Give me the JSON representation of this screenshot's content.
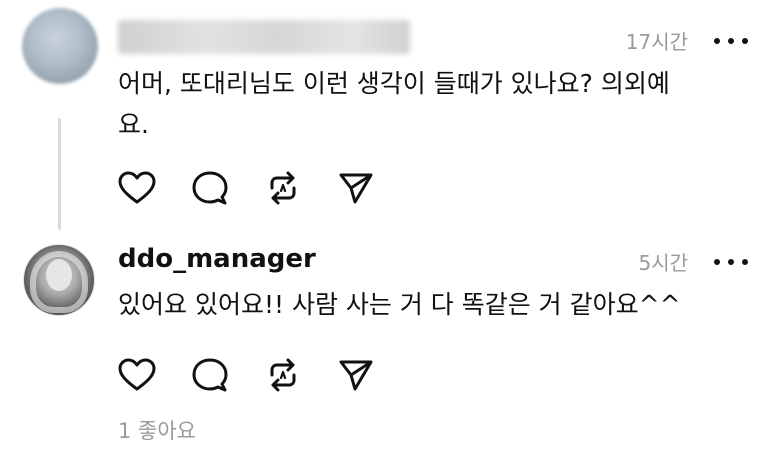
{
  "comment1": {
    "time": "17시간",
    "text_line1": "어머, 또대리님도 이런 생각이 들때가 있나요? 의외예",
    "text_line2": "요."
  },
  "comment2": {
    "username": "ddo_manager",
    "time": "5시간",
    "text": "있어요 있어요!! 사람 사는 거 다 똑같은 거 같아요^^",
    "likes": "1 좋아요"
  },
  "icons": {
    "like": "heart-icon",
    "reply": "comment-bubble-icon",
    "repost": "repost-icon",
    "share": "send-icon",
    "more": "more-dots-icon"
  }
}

————

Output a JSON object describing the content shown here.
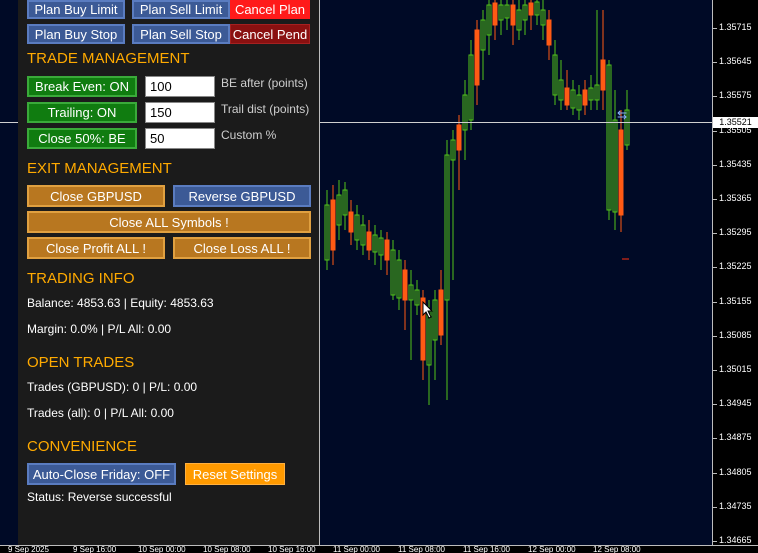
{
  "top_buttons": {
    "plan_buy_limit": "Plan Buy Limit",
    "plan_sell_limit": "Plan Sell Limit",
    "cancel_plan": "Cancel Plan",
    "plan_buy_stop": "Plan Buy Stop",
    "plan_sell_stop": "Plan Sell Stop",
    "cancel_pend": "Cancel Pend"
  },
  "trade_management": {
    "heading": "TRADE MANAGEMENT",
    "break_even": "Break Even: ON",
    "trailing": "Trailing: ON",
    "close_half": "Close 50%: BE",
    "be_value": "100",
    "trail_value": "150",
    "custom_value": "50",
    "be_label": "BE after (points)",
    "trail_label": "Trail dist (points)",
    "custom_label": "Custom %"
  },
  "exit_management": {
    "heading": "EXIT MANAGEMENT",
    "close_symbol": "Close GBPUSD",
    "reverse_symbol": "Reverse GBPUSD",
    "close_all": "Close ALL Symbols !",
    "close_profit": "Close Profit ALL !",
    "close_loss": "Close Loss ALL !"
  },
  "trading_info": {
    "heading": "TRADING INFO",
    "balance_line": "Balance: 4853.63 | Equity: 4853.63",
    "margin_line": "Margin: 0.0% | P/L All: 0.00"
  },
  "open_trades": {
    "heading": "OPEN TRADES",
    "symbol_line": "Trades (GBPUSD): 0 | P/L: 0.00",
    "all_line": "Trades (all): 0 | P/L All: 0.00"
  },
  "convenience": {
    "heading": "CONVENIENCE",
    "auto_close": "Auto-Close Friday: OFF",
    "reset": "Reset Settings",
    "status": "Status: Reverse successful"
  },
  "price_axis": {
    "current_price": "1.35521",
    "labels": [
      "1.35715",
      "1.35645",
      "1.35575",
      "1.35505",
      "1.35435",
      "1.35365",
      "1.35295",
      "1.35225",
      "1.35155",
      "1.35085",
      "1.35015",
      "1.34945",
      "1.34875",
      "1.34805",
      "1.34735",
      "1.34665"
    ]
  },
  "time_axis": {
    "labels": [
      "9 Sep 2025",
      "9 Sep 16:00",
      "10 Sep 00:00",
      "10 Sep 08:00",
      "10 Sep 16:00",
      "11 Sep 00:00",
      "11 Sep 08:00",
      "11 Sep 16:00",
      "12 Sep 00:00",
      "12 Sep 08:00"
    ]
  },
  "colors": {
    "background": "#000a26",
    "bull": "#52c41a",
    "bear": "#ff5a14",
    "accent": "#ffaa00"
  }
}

————

Aim of the exercise
Copy all lines of the material above where the string "GBPUSD" occurs.

Response to this task
    "close_symbol": "Close GBPUSD",
    "reverse_symbol": "Reverse GBPUSD",
    "symbol_line": "Trades (GBPUSD): 0 | P/L: 0.00",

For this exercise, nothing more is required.